## EXERCISE DETAILS
Write out the data again in full, exactly as it reads.

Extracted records

•••••

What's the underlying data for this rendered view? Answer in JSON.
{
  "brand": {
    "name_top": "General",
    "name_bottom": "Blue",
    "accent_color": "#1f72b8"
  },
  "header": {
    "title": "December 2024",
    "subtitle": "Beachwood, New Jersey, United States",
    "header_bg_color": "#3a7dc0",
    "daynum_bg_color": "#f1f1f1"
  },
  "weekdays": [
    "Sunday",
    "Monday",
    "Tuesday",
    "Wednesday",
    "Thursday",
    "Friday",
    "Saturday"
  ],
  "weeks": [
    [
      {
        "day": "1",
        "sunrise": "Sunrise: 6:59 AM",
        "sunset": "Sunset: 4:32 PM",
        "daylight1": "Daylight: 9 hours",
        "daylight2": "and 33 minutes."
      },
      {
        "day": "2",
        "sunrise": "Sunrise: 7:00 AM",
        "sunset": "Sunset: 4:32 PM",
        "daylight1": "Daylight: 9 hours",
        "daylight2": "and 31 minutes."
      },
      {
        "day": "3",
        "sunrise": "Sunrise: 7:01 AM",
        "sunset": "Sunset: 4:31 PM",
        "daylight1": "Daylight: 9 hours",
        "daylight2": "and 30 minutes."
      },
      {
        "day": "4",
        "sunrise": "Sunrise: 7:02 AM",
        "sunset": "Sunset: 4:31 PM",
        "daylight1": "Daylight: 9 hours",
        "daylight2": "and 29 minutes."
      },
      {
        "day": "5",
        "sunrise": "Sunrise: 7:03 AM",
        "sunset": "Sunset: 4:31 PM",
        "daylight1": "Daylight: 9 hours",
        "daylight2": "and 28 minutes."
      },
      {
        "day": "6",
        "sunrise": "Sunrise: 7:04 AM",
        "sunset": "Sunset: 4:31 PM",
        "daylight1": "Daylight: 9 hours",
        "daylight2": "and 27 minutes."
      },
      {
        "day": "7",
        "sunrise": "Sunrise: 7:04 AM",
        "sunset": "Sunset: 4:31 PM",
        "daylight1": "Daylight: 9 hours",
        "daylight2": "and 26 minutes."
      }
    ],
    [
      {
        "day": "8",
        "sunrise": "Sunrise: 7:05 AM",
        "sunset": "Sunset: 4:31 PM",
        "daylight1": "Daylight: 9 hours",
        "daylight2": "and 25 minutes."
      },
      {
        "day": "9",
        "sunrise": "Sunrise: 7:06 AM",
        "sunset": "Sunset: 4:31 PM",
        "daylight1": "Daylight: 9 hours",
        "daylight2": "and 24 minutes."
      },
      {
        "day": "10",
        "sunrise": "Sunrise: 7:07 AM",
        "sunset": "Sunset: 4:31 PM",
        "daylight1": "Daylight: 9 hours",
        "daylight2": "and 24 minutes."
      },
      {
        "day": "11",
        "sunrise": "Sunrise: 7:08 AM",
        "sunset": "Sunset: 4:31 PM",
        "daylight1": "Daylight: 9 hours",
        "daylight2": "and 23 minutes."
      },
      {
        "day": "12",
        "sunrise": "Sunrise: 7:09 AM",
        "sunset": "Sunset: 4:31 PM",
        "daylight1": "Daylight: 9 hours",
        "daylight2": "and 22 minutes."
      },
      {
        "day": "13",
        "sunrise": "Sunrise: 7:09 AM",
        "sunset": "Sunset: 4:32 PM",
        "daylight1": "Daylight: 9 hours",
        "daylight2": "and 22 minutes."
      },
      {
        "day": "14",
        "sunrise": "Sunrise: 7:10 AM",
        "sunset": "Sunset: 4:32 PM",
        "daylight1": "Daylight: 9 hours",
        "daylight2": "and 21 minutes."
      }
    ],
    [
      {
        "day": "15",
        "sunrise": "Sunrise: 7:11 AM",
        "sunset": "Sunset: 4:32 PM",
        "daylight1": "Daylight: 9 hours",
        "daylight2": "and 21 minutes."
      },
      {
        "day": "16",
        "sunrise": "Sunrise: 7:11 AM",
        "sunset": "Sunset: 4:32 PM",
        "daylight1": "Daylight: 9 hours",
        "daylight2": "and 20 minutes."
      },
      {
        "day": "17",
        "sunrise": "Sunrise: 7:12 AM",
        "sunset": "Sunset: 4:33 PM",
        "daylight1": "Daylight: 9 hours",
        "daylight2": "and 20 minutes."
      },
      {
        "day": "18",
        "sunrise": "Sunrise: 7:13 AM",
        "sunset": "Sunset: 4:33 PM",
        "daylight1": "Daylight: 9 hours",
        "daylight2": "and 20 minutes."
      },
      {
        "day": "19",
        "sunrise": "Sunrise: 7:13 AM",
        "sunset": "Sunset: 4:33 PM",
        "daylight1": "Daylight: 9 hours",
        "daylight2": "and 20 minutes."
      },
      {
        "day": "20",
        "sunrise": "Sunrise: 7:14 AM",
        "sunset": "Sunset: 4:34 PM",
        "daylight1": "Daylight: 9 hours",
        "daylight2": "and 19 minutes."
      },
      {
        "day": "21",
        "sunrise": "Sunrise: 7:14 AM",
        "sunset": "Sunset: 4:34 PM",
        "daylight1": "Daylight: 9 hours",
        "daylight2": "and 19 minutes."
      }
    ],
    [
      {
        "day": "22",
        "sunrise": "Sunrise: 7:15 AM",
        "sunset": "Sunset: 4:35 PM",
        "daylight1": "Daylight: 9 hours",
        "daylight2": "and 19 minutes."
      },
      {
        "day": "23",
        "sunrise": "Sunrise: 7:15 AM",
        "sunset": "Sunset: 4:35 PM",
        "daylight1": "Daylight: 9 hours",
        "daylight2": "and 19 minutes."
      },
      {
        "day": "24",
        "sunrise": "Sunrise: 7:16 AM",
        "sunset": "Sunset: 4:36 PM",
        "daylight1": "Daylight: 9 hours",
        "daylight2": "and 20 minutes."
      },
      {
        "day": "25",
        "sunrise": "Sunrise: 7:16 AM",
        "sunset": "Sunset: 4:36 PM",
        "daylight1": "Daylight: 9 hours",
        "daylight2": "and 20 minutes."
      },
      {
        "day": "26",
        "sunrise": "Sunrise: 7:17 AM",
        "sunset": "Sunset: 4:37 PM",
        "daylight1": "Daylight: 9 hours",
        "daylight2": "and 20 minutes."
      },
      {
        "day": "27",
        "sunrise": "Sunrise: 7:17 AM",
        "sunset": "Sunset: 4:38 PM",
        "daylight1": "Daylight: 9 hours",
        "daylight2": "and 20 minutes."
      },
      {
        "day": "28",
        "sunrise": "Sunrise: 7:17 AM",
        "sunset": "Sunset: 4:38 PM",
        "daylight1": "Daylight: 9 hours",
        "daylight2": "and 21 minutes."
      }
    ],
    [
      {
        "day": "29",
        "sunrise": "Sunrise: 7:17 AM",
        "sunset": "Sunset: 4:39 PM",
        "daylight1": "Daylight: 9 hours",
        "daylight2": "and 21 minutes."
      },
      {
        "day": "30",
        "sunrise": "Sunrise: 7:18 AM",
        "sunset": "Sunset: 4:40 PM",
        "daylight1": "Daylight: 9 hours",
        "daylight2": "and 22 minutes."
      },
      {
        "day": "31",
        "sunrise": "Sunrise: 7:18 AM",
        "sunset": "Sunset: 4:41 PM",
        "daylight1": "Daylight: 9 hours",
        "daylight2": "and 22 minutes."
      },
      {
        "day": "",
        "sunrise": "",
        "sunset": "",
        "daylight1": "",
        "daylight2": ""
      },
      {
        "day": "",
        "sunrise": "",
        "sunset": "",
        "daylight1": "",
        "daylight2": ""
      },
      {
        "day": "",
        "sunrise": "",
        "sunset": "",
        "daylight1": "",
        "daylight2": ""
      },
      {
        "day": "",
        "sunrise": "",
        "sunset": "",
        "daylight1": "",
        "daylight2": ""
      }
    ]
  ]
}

•••••

## EXERCISE ANSWER
What's the underlying data for this rendered view? Answer in JSON.
{
  "brand": {
    "name_top": "General",
    "name_bottom": "Blue",
    "accent_color": "#1f72b8"
  },
  "header": {
    "title": "December 2024",
    "subtitle": "Beachwood, New Jersey, United States",
    "header_bg_color": "#3a7dc0",
    "daynum_bg_color": "#f1f1f1"
  },
  "weekdays": [
    "Sunday",
    "Monday",
    "Tuesday",
    "Wednesday",
    "Thursday",
    "Friday",
    "Saturday"
  ],
  "weeks": [
    [
      {
        "day": "1",
        "sunrise": "Sunrise: 6:59 AM",
        "sunset": "Sunset: 4:32 PM",
        "daylight1": "Daylight: 9 hours",
        "daylight2": "and 33 minutes."
      },
      {
        "day": "2",
        "sunrise": "Sunrise: 7:00 AM",
        "sunset": "Sunset: 4:32 PM",
        "daylight1": "Daylight: 9 hours",
        "daylight2": "and 31 minutes."
      },
      {
        "day": "3",
        "sunrise": "Sunrise: 7:01 AM",
        "sunset": "Sunset: 4:31 PM",
        "daylight1": "Daylight: 9 hours",
        "daylight2": "and 30 minutes."
      },
      {
        "day": "4",
        "sunrise": "Sunrise: 7:02 AM",
        "sunset": "Sunset: 4:31 PM",
        "daylight1": "Daylight: 9 hours",
        "daylight2": "and 29 minutes."
      },
      {
        "day": "5",
        "sunrise": "Sunrise: 7:03 AM",
        "sunset": "Sunset: 4:31 PM",
        "daylight1": "Daylight: 9 hours",
        "daylight2": "and 28 minutes."
      },
      {
        "day": "6",
        "sunrise": "Sunrise: 7:04 AM",
        "sunset": "Sunset: 4:31 PM",
        "daylight1": "Daylight: 9 hours",
        "daylight2": "and 27 minutes."
      },
      {
        "day": "7",
        "sunrise": "Sunrise: 7:04 AM",
        "sunset": "Sunset: 4:31 PM",
        "daylight1": "Daylight: 9 hours",
        "daylight2": "and 26 minutes."
      }
    ],
    [
      {
        "day": "8",
        "sunrise": "Sunrise: 7:05 AM",
        "sunset": "Sunset: 4:31 PM",
        "daylight1": "Daylight: 9 hours",
        "daylight2": "and 25 minutes."
      },
      {
        "day": "9",
        "sunrise": "Sunrise: 7:06 AM",
        "sunset": "Sunset: 4:31 PM",
        "daylight1": "Daylight: 9 hours",
        "daylight2": "and 24 minutes."
      },
      {
        "day": "10",
        "sunrise": "Sunrise: 7:07 AM",
        "sunset": "Sunset: 4:31 PM",
        "daylight1": "Daylight: 9 hours",
        "daylight2": "and 24 minutes."
      },
      {
        "day": "11",
        "sunrise": "Sunrise: 7:08 AM",
        "sunset": "Sunset: 4:31 PM",
        "daylight1": "Daylight: 9 hours",
        "daylight2": "and 23 minutes."
      },
      {
        "day": "12",
        "sunrise": "Sunrise: 7:09 AM",
        "sunset": "Sunset: 4:31 PM",
        "daylight1": "Daylight: 9 hours",
        "daylight2": "and 22 minutes."
      },
      {
        "day": "13",
        "sunrise": "Sunrise: 7:09 AM",
        "sunset": "Sunset: 4:32 PM",
        "daylight1": "Daylight: 9 hours",
        "daylight2": "and 22 minutes."
      },
      {
        "day": "14",
        "sunrise": "Sunrise: 7:10 AM",
        "sunset": "Sunset: 4:32 PM",
        "daylight1": "Daylight: 9 hours",
        "daylight2": "and 21 minutes."
      }
    ],
    [
      {
        "day": "15",
        "sunrise": "Sunrise: 7:11 AM",
        "sunset": "Sunset: 4:32 PM",
        "daylight1": "Daylight: 9 hours",
        "daylight2": "and 21 minutes."
      },
      {
        "day": "16",
        "sunrise": "Sunrise: 7:11 AM",
        "sunset": "Sunset: 4:32 PM",
        "daylight1": "Daylight: 9 hours",
        "daylight2": "and 20 minutes."
      },
      {
        "day": "17",
        "sunrise": "Sunrise: 7:12 AM",
        "sunset": "Sunset: 4:33 PM",
        "daylight1": "Daylight: 9 hours",
        "daylight2": "and 20 minutes."
      },
      {
        "day": "18",
        "sunrise": "Sunrise: 7:13 AM",
        "sunset": "Sunset: 4:33 PM",
        "daylight1": "Daylight: 9 hours",
        "daylight2": "and 20 minutes."
      },
      {
        "day": "19",
        "sunrise": "Sunrise: 7:13 AM",
        "sunset": "Sunset: 4:33 PM",
        "daylight1": "Daylight: 9 hours",
        "daylight2": "and 20 minutes."
      },
      {
        "day": "20",
        "sunrise": "Sunrise: 7:14 AM",
        "sunset": "Sunset: 4:34 PM",
        "daylight1": "Daylight: 9 hours",
        "daylight2": "and 19 minutes."
      },
      {
        "day": "21",
        "sunrise": "Sunrise: 7:14 AM",
        "sunset": "Sunset: 4:34 PM",
        "daylight1": "Daylight: 9 hours",
        "daylight2": "and 19 minutes."
      }
    ],
    [
      {
        "day": "22",
        "sunrise": "Sunrise: 7:15 AM",
        "sunset": "Sunset: 4:35 PM",
        "daylight1": "Daylight: 9 hours",
        "daylight2": "and 19 minutes."
      },
      {
        "day": "23",
        "sunrise": "Sunrise: 7:15 AM",
        "sunset": "Sunset: 4:35 PM",
        "daylight1": "Daylight: 9 hours",
        "daylight2": "and 19 minutes."
      },
      {
        "day": "24",
        "sunrise": "Sunrise: 7:16 AM",
        "sunset": "Sunset: 4:36 PM",
        "daylight1": "Daylight: 9 hours",
        "daylight2": "and 20 minutes."
      },
      {
        "day": "25",
        "sunrise": "Sunrise: 7:16 AM",
        "sunset": "Sunset: 4:36 PM",
        "daylight1": "Daylight: 9 hours",
        "daylight2": "and 20 minutes."
      },
      {
        "day": "26",
        "sunrise": "Sunrise: 7:17 AM",
        "sunset": "Sunset: 4:37 PM",
        "daylight1": "Daylight: 9 hours",
        "daylight2": "and 20 minutes."
      },
      {
        "day": "27",
        "sunrise": "Sunrise: 7:17 AM",
        "sunset": "Sunset: 4:38 PM",
        "daylight1": "Daylight: 9 hours",
        "daylight2": "and 20 minutes."
      },
      {
        "day": "28",
        "sunrise": "Sunrise: 7:17 AM",
        "sunset": "Sunset: 4:38 PM",
        "daylight1": "Daylight: 9 hours",
        "daylight2": "and 21 minutes."
      }
    ],
    [
      {
        "day": "29",
        "sunrise": "Sunrise: 7:17 AM",
        "sunset": "Sunset: 4:39 PM",
        "daylight1": "Daylight: 9 hours",
        "daylight2": "and 21 minutes."
      },
      {
        "day": "30",
        "sunrise": "Sunrise: 7:18 AM",
        "sunset": "Sunset: 4:40 PM",
        "daylight1": "Daylight: 9 hours",
        "daylight2": "and 22 minutes."
      },
      {
        "day": "31",
        "sunrise": "Sunrise: 7:18 AM",
        "sunset": "Sunset: 4:41 PM",
        "daylight1": "Daylight: 9 hours",
        "daylight2": "and 22 minutes."
      },
      {
        "day": "",
        "sunrise": "",
        "sunset": "",
        "daylight1": "",
        "daylight2": ""
      },
      {
        "day": "",
        "sunrise": "",
        "sunset": "",
        "daylight1": "",
        "daylight2": ""
      },
      {
        "day": "",
        "sunrise": "",
        "sunset": "",
        "daylight1": "",
        "daylight2": ""
      },
      {
        "day": "",
        "sunrise": "",
        "sunset": "",
        "daylight1": "",
        "daylight2": ""
      }
    ]
  ]
}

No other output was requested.